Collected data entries
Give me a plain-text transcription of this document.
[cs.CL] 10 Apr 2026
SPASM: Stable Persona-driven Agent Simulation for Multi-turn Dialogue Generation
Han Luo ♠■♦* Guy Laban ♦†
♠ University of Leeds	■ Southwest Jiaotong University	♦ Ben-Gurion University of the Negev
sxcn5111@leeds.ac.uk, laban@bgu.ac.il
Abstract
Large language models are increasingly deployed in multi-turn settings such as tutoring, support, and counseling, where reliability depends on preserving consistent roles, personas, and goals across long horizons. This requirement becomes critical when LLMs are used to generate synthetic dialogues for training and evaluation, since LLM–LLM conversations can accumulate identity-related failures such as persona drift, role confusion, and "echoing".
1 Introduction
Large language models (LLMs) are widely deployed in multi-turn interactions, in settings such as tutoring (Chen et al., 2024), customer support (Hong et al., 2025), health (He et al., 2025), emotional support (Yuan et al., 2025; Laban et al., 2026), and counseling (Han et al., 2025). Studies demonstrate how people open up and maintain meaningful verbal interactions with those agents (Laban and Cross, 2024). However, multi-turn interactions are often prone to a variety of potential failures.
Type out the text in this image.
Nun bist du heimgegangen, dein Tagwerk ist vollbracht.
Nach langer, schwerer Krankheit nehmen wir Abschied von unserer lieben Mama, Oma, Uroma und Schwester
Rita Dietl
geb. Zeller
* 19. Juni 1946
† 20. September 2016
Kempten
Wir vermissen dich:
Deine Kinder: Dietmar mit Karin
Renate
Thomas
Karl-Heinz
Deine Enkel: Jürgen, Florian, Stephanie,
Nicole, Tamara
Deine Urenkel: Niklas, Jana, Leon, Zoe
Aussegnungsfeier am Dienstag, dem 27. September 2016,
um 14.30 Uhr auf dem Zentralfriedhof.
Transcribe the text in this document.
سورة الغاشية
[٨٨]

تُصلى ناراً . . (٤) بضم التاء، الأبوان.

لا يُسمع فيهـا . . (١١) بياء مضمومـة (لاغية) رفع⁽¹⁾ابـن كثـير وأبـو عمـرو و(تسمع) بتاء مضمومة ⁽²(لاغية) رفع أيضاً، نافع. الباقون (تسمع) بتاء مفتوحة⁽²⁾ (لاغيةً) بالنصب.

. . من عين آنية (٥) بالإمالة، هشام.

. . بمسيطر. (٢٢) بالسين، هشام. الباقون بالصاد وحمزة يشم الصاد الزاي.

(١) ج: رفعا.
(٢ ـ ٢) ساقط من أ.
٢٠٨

Work required
Can you give every line above again, exactly as written?

Output
Give me a plain-text transcription of this document.
[cs.CL] 10 Apr 2026
SPASM: Stable Persona-driven Agent Simulation for Multi-turn Dialogue Generation
Han Luo ♠■♦* Guy Laban ♦†
♠ University of Leeds	■ Southwest Jiaotong University	♦ Ben-Gurion University of the Negev
sxcn5111@leeds.ac.uk, laban@bgu.ac.il
Abstract
Large language models are increasingly deployed in multi-turn settings such as tutoring, support, and counseling, where reliability depends on preserving consistent roles, personas, and goals across long horizons. This requirement becomes critical when LLMs are used to generate synthetic dialogues for training and evaluation, since LLM–LLM conversations can accumulate identity-related failures such as persona drift, role confusion, and "echoing".
1 Introduction
Large language models (LLMs) are widely deployed in multi-turn interactions, in settings such as tutoring (Chen et al., 2024), customer support (Hong et al., 2025), health (He et al., 2025), emotional support (Yuan et al., 2025; Laban et al., 2026), and counseling (Han et al., 2025). Studies demonstrate how people open up and maintain meaningful verbal interactions with those agents (Laban and Cross, 2024). However, multi-turn interactions are often prone to a variety of potential failures.
Type out the text in this image.
Nun bist du heimgegangen, dein Tagwerk ist vollbracht.
Nach langer, schwerer Krankheit nehmen wir Abschied von unserer lieben Mama, Oma, Uroma und Schwester
Rita Dietl
geb. Zeller
* 19. Juni 1946
† 20. September 2016
Kempten
Wir vermissen dich:
Deine Kinder: Dietmar mit Karin
Renate
Thomas
Karl-Heinz
Deine Enkel: Jürgen, Florian, Stephanie,
Nicole, Tamara
Deine Urenkel: Niklas, Jana, Leon, Zoe
Aussegnungsfeier am Dienstag, dem 27. September 2016,
um 14.30 Uhr auf dem Zentralfriedhof.
Transcribe the text in this document.
سورة الغاشية
[٨٨]

تُصلى ناراً . . (٤) بضم التاء، الأبوان.

لا يُسمع فيهـا . . (١١) بياء مضمومـة (لاغية) رفع⁽¹⁾ابـن كثـير وأبـو عمـرو و(تسمع) بتاء مضمومة ⁽²(لاغية) رفع أيضاً، نافع. الباقون (تسمع) بتاء مفتوحة⁽²⁾ (لاغيةً) بالنصب.

. . من عين آنية (٥) بالإمالة، هشام.

. . بمسيطر. (٢٢) بالسين، هشام. الباقون بالصاد وحمزة يشم الصاد الزاي.

(١) ج: رفعا.
(٢ ـ ٢) ساقط من أ.
٢٠٨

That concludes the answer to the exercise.